### EXERCISE
Copy the data from its beginning through the line that contains "north-label: NORTH: [806, 539, 923, 575]", swapping "spade-icon" for "spade-symbol" and leaving everything else as it is.

[begin TASK INPUT]

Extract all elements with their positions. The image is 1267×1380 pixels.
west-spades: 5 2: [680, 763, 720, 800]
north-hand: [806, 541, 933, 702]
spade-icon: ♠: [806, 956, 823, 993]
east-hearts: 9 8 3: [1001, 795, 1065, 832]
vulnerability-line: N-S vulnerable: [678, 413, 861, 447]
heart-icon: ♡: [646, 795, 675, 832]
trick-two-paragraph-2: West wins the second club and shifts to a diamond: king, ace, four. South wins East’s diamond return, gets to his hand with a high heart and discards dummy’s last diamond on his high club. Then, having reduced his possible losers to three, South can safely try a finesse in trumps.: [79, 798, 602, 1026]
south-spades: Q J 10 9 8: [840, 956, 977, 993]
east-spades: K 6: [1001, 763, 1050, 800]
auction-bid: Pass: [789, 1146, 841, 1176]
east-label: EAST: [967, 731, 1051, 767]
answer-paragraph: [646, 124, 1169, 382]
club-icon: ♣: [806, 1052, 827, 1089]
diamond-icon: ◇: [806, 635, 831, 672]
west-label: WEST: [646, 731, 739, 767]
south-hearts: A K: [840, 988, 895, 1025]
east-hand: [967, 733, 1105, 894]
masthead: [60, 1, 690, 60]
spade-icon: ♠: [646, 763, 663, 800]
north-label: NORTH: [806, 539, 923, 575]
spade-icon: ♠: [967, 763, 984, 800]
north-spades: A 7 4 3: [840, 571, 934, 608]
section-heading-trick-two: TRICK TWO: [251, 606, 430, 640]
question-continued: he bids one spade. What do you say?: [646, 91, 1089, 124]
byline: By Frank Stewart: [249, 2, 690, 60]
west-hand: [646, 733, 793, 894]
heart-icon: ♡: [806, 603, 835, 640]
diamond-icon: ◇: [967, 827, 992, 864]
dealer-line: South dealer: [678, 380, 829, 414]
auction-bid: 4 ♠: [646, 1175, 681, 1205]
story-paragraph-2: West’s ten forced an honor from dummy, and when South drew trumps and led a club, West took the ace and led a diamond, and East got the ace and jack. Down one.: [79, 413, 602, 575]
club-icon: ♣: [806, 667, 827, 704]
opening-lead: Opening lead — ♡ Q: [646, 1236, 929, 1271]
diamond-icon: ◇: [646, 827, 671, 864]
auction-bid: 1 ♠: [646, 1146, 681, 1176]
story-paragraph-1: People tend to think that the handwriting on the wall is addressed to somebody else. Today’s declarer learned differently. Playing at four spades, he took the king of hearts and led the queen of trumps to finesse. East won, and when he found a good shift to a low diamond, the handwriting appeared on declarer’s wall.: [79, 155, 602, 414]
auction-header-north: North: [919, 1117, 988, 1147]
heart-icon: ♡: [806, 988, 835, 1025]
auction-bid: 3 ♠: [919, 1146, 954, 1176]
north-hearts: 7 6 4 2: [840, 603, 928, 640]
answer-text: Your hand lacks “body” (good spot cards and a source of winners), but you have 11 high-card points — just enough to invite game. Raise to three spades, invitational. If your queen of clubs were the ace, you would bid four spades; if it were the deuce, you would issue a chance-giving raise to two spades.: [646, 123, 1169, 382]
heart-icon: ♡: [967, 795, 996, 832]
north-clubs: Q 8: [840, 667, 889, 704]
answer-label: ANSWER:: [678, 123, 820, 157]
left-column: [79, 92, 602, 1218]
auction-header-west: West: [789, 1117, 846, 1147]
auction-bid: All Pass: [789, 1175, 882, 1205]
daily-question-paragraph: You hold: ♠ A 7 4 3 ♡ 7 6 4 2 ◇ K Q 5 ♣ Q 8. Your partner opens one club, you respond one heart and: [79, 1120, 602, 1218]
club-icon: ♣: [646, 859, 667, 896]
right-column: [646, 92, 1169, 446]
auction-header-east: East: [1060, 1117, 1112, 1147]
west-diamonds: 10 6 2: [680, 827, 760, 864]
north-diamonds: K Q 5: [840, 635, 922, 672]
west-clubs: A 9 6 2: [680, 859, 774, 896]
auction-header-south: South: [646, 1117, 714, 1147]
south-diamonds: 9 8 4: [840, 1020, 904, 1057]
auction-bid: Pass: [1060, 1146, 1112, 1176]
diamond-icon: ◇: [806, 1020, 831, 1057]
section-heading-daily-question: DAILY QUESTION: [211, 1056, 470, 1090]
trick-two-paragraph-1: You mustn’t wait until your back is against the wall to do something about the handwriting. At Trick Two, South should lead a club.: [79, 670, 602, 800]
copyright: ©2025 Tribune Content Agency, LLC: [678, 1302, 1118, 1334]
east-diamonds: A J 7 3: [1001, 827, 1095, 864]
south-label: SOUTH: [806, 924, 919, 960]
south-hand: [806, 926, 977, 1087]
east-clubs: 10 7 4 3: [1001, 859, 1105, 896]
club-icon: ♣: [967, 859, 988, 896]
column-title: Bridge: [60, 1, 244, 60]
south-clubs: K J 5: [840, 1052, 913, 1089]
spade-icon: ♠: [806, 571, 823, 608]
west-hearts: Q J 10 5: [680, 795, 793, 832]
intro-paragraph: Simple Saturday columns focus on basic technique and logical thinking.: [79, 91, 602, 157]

[end TASK INPUT]

### TASK RESULT
Extract all elements with their positions. The image is 1267×1380 pixels.
west-spades: 5 2: [680, 763, 720, 800]
north-hand: [806, 541, 933, 702]
spade-symbol: ♠: [806, 956, 823, 993]
east-hearts: 9 8 3: [1001, 795, 1065, 832]
vulnerability-line: N-S vulnerable: [678, 413, 861, 447]
heart-icon: ♡: [646, 795, 675, 832]
trick-two-paragraph-2: West wins the second club and shifts to a diamond: king, ace, four. South wins East’s diamond return, gets to his hand with a high heart and discards dummy’s last diamond on his high club. Then, having reduced his possible losers to three, South can safely try a finesse in trumps.: [79, 798, 602, 1026]
south-spades: Q J 10 9 8: [840, 956, 977, 993]
east-spades: K 6: [1001, 763, 1050, 800]
auction-bid: Pass: [789, 1146, 841, 1176]
east-label: EAST: [967, 731, 1051, 767]
answer-paragraph: [646, 124, 1169, 382]
club-icon: ♣: [806, 1052, 827, 1089]
diamond-icon: ◇: [806, 635, 831, 672]
west-label: WEST: [646, 731, 739, 767]
south-hearts: A K: [840, 988, 895, 1025]
east-hand: [967, 733, 1105, 894]
masthead: [60, 1, 690, 60]
spade-symbol: ♠: [646, 763, 663, 800]
north-label: NORTH: [806, 539, 923, 575]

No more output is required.